§ Prompt: Out of the lines below, please list those that hold the string "осуществляется".

##### Material for this exercise #####

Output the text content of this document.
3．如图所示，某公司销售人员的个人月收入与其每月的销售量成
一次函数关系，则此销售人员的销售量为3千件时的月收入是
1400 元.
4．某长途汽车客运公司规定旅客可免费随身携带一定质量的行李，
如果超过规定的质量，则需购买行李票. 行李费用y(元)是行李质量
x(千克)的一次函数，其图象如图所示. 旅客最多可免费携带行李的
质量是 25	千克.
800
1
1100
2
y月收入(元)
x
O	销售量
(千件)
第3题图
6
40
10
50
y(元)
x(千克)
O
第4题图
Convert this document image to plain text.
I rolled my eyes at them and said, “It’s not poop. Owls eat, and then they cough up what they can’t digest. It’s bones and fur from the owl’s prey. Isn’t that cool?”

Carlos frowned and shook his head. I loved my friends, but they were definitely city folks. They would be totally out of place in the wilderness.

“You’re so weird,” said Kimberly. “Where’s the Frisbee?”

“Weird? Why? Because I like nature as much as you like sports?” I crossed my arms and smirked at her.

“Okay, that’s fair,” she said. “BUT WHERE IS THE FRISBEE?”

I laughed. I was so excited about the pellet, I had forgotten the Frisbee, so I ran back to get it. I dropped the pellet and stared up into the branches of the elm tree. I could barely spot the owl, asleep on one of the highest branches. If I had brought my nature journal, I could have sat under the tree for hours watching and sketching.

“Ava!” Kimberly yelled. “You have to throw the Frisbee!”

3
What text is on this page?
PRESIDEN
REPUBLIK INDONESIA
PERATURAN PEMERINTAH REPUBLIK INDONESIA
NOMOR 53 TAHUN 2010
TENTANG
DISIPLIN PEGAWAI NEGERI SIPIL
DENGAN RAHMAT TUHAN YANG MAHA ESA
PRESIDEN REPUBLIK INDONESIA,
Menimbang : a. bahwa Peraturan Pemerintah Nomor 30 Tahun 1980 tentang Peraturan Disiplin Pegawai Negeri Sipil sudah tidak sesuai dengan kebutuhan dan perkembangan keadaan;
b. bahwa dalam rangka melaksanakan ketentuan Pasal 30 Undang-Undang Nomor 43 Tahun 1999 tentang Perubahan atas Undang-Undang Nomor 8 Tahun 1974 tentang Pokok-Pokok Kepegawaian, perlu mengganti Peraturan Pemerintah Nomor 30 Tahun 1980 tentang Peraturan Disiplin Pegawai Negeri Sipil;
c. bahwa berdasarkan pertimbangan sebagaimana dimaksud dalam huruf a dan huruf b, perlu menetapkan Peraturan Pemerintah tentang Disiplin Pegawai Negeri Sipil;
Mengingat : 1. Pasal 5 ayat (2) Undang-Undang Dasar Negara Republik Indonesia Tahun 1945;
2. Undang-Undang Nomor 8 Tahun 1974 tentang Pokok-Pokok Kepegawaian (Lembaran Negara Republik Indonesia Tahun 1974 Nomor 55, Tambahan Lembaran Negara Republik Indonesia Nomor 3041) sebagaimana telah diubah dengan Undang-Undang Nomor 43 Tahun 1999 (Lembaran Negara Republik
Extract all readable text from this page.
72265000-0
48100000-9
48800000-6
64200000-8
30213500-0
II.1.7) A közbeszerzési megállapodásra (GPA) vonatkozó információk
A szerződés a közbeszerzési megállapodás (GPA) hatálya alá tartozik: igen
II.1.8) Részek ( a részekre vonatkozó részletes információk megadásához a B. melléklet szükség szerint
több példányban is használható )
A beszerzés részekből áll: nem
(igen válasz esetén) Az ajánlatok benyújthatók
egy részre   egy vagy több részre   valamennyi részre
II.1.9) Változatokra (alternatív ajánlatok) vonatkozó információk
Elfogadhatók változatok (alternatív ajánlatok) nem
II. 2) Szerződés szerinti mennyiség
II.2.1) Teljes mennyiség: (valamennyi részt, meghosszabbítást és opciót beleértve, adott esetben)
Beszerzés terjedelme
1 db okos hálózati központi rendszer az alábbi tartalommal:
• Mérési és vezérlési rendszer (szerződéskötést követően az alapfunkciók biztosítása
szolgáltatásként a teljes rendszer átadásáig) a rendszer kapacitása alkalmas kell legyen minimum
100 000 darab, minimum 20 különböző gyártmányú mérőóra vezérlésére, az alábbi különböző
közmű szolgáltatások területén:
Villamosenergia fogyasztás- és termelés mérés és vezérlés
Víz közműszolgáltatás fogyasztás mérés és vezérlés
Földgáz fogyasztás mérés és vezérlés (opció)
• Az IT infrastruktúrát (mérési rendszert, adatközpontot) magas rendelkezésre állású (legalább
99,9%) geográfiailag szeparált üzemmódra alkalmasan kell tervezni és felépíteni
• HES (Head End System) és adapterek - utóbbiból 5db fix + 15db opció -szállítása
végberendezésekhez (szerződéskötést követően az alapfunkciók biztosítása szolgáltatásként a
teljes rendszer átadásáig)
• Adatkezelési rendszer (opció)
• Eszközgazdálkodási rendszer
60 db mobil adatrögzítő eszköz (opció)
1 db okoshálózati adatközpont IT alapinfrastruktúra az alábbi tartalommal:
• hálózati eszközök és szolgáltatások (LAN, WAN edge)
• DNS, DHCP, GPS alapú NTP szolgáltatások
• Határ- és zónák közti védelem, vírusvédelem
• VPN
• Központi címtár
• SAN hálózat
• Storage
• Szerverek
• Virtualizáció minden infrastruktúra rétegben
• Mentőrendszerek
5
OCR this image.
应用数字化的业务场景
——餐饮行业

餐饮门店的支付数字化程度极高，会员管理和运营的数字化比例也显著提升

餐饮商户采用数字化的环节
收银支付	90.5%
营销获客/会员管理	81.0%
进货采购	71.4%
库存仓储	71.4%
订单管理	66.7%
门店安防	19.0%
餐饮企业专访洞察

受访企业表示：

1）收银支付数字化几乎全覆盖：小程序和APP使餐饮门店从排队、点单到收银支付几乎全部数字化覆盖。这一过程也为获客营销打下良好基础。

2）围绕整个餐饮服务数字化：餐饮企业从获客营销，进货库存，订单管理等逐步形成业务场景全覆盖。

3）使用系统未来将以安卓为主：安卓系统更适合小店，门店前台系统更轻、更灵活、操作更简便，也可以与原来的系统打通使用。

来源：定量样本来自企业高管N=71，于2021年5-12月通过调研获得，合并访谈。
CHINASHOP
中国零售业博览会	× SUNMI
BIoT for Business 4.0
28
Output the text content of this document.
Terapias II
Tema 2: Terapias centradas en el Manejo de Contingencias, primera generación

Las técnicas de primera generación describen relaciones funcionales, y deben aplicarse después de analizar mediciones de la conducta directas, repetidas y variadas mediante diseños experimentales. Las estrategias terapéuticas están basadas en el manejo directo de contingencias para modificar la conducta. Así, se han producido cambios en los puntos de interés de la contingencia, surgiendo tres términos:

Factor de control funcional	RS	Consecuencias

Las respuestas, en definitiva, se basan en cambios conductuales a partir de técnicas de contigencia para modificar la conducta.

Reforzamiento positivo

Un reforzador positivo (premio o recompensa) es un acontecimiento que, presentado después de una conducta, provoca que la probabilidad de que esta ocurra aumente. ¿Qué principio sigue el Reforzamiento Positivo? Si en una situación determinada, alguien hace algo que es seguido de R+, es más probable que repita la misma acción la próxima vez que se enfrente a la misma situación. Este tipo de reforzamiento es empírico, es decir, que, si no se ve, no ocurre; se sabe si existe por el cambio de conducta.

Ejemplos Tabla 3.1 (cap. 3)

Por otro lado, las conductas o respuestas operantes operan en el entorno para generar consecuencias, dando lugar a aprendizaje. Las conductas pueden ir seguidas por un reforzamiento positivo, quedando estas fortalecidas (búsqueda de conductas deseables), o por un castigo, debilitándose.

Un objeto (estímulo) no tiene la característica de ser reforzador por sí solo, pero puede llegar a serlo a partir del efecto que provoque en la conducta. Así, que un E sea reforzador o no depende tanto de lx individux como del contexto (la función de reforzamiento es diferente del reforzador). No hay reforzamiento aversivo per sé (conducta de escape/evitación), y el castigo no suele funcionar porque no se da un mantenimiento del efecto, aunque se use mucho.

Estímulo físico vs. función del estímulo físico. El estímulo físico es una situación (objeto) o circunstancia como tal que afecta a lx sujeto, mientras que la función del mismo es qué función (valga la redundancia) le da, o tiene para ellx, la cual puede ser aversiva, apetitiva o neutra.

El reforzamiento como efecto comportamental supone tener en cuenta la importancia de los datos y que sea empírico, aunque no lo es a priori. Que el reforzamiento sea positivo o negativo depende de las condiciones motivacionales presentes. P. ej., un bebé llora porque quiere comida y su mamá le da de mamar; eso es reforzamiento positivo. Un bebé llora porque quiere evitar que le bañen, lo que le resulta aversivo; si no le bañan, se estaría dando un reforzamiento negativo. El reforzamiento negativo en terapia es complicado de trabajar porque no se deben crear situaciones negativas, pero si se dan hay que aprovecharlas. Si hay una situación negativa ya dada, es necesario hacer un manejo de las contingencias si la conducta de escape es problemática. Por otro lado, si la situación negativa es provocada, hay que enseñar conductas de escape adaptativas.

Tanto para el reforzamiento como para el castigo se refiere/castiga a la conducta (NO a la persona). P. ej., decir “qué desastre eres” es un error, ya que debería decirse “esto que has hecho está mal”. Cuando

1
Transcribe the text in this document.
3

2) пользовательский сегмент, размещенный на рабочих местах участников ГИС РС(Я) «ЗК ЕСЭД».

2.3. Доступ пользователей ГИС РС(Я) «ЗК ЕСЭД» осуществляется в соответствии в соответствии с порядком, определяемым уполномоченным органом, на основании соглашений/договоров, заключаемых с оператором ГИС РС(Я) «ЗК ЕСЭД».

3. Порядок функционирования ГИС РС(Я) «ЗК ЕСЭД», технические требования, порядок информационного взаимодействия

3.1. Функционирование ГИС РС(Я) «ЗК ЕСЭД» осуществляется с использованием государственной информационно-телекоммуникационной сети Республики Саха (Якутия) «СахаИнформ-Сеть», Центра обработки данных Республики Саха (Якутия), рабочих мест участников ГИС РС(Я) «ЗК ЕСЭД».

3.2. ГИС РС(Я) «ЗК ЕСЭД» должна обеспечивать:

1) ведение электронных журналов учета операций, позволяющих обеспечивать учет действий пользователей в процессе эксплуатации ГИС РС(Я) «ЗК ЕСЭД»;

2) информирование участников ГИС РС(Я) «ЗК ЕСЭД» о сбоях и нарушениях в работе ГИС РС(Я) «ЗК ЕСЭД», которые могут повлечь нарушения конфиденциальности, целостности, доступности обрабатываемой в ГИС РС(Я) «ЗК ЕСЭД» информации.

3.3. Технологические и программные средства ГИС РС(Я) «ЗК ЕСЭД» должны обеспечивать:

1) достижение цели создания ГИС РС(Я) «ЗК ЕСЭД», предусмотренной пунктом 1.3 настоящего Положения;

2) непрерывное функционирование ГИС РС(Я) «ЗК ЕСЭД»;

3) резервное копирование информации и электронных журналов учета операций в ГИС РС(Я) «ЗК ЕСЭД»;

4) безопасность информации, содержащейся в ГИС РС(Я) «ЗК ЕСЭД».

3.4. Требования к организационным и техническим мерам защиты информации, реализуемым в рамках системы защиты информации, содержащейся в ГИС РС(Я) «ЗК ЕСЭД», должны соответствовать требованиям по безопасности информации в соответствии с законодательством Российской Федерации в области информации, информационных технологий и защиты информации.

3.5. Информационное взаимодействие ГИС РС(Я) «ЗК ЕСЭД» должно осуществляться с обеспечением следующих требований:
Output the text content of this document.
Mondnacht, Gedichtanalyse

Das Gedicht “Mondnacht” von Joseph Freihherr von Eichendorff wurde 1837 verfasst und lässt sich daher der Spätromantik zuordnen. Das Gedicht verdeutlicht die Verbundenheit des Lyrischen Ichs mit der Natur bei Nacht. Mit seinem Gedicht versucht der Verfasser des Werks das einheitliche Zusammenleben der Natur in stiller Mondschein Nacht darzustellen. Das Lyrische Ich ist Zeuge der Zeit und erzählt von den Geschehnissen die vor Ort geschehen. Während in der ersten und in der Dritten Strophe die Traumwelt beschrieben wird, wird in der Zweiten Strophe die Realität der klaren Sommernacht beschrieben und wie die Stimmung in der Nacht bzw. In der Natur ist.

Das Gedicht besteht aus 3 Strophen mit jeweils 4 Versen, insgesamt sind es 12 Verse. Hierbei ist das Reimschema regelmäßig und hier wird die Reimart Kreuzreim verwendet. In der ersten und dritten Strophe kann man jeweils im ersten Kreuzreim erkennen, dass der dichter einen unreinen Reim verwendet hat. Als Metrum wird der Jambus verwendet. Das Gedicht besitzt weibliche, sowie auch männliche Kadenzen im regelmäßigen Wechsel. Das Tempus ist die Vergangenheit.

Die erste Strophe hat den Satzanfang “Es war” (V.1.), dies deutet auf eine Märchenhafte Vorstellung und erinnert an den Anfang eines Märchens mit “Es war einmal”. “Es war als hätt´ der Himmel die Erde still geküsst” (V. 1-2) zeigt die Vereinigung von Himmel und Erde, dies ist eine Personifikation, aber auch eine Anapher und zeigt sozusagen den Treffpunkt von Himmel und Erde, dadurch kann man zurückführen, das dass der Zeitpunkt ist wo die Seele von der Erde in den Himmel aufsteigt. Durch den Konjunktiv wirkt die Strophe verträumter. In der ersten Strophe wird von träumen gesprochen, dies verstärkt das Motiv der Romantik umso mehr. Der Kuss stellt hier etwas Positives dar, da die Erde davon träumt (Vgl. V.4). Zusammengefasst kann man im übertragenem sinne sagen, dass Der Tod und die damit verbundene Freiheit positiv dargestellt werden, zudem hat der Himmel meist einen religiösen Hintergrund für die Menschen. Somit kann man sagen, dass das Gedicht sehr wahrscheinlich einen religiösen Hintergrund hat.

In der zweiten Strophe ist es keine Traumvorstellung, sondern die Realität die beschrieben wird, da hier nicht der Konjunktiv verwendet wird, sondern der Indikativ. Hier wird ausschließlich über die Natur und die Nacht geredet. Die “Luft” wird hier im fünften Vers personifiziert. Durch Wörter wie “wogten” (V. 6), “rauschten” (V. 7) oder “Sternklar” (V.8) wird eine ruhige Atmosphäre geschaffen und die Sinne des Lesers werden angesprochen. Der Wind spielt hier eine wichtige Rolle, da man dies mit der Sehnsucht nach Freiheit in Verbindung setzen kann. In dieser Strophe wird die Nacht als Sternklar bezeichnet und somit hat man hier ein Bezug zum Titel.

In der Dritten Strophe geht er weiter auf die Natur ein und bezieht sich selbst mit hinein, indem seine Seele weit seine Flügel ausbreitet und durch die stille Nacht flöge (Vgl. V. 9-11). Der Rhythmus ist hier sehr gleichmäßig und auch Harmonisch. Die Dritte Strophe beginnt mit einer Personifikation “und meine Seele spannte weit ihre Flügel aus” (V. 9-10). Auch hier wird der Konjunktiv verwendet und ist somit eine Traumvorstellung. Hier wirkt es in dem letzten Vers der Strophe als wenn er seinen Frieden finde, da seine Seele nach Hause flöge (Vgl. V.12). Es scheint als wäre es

#####

§ Solution for this problem:
2.3. Доступ пользователей ГИС РС(Я) «ЗК ЕСЭД» осуществляется в соответствии в соответствии с порядком, определяемым уполномоченным органом, на основании соглашений/договоров, заключаемых с оператором ГИС РС(Я) «ЗК ЕСЭД».
3.1. Функционирование ГИС РС(Я) «ЗК ЕСЭД» осуществляется с использованием государственной информационно-телекоммуникационной сети Республики Саха (Якутия) «СахаИнформ-Сеть», Центра обработки данных Республики Саха (Якутия), рабочих мест участников ГИС РС(Я) «ЗК ЕСЭД».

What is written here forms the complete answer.